[Stored items from a collection]
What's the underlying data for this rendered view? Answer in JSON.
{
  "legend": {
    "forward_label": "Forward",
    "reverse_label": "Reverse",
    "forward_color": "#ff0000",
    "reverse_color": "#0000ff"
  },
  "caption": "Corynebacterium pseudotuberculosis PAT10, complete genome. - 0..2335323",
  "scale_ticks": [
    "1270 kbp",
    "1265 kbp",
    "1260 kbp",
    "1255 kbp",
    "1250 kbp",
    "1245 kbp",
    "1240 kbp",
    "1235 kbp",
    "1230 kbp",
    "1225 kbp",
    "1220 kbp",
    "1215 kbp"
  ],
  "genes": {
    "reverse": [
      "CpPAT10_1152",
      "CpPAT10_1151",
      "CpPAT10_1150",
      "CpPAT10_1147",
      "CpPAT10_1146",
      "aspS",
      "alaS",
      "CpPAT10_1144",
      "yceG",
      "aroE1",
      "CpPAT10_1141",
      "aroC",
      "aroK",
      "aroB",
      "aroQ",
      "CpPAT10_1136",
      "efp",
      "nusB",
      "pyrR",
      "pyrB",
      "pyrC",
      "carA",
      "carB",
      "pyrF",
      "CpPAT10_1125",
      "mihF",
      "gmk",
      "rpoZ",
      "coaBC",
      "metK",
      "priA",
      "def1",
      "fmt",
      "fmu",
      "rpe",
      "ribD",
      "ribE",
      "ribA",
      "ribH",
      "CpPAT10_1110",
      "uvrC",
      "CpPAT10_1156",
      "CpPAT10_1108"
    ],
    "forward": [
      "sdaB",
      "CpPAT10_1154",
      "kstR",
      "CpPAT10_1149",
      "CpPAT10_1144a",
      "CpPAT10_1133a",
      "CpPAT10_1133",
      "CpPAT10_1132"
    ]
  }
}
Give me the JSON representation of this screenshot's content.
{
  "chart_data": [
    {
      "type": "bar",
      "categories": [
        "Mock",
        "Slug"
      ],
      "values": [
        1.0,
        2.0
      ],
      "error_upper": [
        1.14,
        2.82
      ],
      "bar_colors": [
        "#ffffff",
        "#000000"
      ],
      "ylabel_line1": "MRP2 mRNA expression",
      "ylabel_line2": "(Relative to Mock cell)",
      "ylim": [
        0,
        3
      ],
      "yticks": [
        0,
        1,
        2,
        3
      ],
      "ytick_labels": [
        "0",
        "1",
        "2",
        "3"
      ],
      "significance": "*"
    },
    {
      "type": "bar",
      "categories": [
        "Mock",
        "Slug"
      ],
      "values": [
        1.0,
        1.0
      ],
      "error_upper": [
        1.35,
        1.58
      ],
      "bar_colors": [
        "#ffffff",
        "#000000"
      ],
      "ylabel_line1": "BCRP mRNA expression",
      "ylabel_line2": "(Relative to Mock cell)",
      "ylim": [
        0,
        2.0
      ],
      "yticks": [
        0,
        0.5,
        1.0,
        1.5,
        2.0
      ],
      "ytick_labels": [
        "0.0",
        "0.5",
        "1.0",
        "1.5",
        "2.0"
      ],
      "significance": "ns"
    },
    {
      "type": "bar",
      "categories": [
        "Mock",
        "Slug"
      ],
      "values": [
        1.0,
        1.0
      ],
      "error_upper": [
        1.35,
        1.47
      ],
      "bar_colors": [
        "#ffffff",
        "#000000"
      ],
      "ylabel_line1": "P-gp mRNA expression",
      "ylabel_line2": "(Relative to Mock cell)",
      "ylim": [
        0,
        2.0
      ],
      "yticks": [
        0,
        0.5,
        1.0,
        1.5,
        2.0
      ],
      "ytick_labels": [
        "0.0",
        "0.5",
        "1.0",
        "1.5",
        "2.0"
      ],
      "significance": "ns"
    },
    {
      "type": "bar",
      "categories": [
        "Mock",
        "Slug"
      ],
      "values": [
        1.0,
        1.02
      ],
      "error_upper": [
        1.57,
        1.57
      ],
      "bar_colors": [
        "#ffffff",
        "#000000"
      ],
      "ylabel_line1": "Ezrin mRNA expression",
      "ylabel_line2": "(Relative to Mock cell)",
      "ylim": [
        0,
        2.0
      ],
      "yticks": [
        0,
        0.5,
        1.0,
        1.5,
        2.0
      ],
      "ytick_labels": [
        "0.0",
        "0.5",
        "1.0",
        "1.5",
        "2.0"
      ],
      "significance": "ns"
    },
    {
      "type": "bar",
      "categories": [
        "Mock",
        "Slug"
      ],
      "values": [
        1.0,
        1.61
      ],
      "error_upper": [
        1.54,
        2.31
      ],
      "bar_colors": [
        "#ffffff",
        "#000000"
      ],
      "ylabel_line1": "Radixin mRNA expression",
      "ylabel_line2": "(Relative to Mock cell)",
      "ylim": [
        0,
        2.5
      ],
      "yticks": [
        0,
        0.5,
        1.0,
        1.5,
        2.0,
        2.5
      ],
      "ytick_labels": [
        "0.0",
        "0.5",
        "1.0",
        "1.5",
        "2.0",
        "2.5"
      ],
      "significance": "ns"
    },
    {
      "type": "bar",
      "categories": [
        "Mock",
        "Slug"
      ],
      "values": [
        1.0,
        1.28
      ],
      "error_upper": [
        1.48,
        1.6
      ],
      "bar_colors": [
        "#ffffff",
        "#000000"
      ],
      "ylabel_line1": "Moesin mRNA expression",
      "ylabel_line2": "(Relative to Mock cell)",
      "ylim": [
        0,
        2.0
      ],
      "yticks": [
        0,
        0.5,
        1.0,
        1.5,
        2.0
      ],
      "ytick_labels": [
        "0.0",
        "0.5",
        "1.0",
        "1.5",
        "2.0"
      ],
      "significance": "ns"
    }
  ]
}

:: Prompt ::
Go through the entries. Report every line that contains the word "mRNA".

:: Exercise solution ::
      "ylabel_line1": "MRP2 mRNA expression",
      "ylabel_line1": "BCRP mRNA expression",
      "ylabel_line1": "P-gp mRNA expression",
      "ylabel_line1": "Ezrin mRNA expression",
      "ylabel_line1": "Radixin mRNA expression",
      "ylabel_line1": "Moesin mRNA expression",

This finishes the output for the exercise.